Dataset items:

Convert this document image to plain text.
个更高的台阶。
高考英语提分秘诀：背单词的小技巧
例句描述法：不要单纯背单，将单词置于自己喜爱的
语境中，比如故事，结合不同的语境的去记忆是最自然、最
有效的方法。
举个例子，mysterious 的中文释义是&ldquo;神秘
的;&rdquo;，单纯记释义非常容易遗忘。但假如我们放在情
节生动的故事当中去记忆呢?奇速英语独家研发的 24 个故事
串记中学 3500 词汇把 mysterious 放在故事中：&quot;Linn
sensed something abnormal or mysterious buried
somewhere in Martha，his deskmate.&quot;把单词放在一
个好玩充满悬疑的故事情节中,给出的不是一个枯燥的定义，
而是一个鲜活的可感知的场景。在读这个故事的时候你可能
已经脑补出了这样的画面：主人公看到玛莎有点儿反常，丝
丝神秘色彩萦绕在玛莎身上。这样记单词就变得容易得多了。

## Objective
Which lines contain "mysterious"? Show each of them.

## Solution for this problem
举个例子，mysterious 的中文释义是&ldquo;神秘
串记中学 3500 词汇把 mysterious 放在故事中：&quot;Linn
sensed something abnormal or mysterious buried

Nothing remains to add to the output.